GIVEN EXERCISE -
Quote the entries that follow exactly, leaving none out.

[Begin PROVIDED RECORDS]

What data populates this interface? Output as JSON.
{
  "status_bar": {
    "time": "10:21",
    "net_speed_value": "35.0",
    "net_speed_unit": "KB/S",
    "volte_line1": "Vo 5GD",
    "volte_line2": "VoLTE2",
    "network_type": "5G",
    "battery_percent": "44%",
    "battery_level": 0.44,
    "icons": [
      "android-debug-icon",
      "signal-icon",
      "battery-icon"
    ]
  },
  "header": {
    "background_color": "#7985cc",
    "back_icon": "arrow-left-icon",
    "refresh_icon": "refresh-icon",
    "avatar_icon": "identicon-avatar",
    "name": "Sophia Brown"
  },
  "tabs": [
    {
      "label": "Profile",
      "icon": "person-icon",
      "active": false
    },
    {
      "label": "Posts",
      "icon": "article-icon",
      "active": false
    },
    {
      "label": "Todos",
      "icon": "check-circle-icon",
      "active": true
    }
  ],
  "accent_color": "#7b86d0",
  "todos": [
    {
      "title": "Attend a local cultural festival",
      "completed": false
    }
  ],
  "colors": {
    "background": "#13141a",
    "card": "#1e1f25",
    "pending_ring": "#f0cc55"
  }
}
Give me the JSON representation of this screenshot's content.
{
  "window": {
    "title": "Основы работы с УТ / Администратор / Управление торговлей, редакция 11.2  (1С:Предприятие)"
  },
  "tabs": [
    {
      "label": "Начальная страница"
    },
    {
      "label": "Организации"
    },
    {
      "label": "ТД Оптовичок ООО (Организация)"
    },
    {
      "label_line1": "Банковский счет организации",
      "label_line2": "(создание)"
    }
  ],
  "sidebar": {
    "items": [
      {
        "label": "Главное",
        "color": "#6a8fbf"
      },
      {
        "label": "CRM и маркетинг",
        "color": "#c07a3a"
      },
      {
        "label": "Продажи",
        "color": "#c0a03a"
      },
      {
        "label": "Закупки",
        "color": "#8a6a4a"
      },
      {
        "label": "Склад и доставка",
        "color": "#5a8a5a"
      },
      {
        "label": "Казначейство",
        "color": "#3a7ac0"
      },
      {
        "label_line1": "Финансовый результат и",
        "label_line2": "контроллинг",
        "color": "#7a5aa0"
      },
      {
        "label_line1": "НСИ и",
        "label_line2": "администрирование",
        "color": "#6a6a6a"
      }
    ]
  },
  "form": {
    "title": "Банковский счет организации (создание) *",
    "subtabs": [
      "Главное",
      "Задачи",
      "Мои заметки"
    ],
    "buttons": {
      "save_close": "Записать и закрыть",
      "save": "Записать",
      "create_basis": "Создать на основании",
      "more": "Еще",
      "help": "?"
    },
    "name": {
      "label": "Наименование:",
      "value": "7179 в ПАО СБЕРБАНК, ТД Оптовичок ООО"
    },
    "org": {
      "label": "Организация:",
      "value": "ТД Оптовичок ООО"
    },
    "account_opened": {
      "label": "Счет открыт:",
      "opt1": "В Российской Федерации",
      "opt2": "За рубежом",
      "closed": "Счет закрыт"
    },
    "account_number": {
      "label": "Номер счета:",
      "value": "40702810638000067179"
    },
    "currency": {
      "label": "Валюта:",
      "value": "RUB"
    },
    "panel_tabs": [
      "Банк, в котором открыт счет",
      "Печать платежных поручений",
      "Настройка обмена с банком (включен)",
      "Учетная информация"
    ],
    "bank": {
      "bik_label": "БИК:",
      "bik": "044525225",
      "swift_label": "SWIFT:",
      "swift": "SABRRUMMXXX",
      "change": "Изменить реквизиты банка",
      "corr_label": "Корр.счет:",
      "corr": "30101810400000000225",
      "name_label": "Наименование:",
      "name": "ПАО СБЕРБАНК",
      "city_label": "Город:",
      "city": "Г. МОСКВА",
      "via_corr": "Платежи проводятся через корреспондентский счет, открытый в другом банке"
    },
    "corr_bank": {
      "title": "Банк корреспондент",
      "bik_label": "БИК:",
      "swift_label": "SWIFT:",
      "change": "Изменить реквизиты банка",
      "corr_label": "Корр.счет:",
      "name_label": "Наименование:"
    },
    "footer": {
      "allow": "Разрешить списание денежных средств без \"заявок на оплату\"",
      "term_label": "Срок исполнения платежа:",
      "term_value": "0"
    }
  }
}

[End PROVIDED RECORDS]

EXERCISE SOLUTION -
What data populates this interface? Output as JSON.
{
  "status_bar": {
    "time": "10:21",
    "net_speed_value": "35.0",
    "net_speed_unit": "KB/S",
    "volte_line1": "Vo 5GD",
    "volte_line2": "VoLTE2",
    "network_type": "5G",
    "battery_percent": "44%",
    "battery_level": 0.44,
    "icons": [
      "android-debug-icon",
      "signal-icon",
      "battery-icon"
    ]
  },
  "header": {
    "background_color": "#7985cc",
    "back_icon": "arrow-left-icon",
    "refresh_icon": "refresh-icon",
    "avatar_icon": "identicon-avatar",
    "name": "Sophia Brown"
  },
  "tabs": [
    {
      "label": "Profile",
      "icon": "person-icon",
      "active": false
    },
    {
      "label": "Posts",
      "icon": "article-icon",
      "active": false
    },
    {
      "label": "Todos",
      "icon": "check-circle-icon",
      "active": true
    }
  ],
  "accent_color": "#7b86d0",
  "todos": [
    {
      "title": "Attend a local cultural festival",
      "completed": false
    }
  ],
  "colors": {
    "background": "#13141a",
    "card": "#1e1f25",
    "pending_ring": "#f0cc55"
  }
}
Give me the JSON representation of this screenshot's content.
{
  "window": {
    "title": "Основы работы с УТ / Администратор / Управление торговлей, редакция 11.2  (1С:Предприятие)"
  },
  "tabs": [
    {
      "label": "Начальная страница"
    },
    {
      "label": "Организации"
    },
    {
      "label": "ТД Оптовичок ООО (Организация)"
    },
    {
      "label_line1": "Банковский счет организации",
      "label_line2": "(создание)"
    }
  ],
  "sidebar": {
    "items": [
      {
        "label": "Главное",
        "color": "#6a8fbf"
      },
      {
        "label": "CRM и маркетинг",
        "color": "#c07a3a"
      },
      {
        "label": "Продажи",
        "color": "#c0a03a"
      },
      {
        "label": "Закупки",
        "color": "#8a6a4a"
      },
      {
        "label": "Склад и доставка",
        "color": "#5a8a5a"
      },
      {
        "label": "Казначейство",
        "color": "#3a7ac0"
      },
      {
        "label_line1": "Финансовый результат и",
        "label_line2": "контроллинг",
        "color": "#7a5aa0"
      },
      {
        "label_line1": "НСИ и",
        "label_line2": "администрирование",
        "color": "#6a6a6a"
      }
    ]
  },
  "form": {
    "title": "Банковский счет организации (создание) *",
    "subtabs": [
      "Главное",
      "Задачи",
      "Мои заметки"
    ],
    "buttons": {
      "save_close": "Записать и закрыть",
      "save": "Записать",
      "create_basis": "Создать на основании",
      "more": "Еще",
      "help": "?"
    },
    "name": {
      "label": "Наименование:",
      "value": "7179 в ПАО СБЕРБАНК, ТД Оптовичок ООО"
    },
    "org": {
      "label": "Организация:",
      "value": "ТД Оптовичок ООО"
    },
    "account_opened": {
      "label": "Счет открыт:",
      "opt1": "В Российской Федерации",
      "opt2": "За рубежом",
      "closed": "Счет закрыт"
    },
    "account_number": {
      "label": "Номер счета:",
      "value": "40702810638000067179"
    },
    "currency": {
      "label": "Валюта:",
      "value": "RUB"
    },
    "panel_tabs": [
      "Банк, в котором открыт счет",
      "Печать платежных поручений",
      "Настройка обмена с банком (включен)",
      "Учетная информация"
    ],
    "bank": {
      "bik_label": "БИК:",
      "bik": "044525225",
      "swift_label": "SWIFT:",
      "swift": "SABRRUMMXXX",
      "change": "Изменить реквизиты банка",
      "corr_label": "Корр.счет:",
      "corr": "30101810400000000225",
      "name_label": "Наименование:",
      "name": "ПАО СБЕРБАНК",
      "city_label": "Город:",
      "city": "Г. МОСКВА",
      "via_corr": "Платежи проводятся через корреспондентский счет, открытый в другом банке"
    },
    "corr_bank": {
      "title": "Банк корреспондент",
      "bik_label": "БИК:",
      "swift_label": "SWIFT:",
      "change": "Изменить реквизиты банка",
      "corr_label": "Корр.счет:",
      "name_label": "Наименование:"
    },
    "footer": {
      "allow": "Разрешить списание денежных средств без \"заявок на оплату\"",
      "term_label": "Срок исполнения платежа:",
      "term_value": "0"
    }
  }
}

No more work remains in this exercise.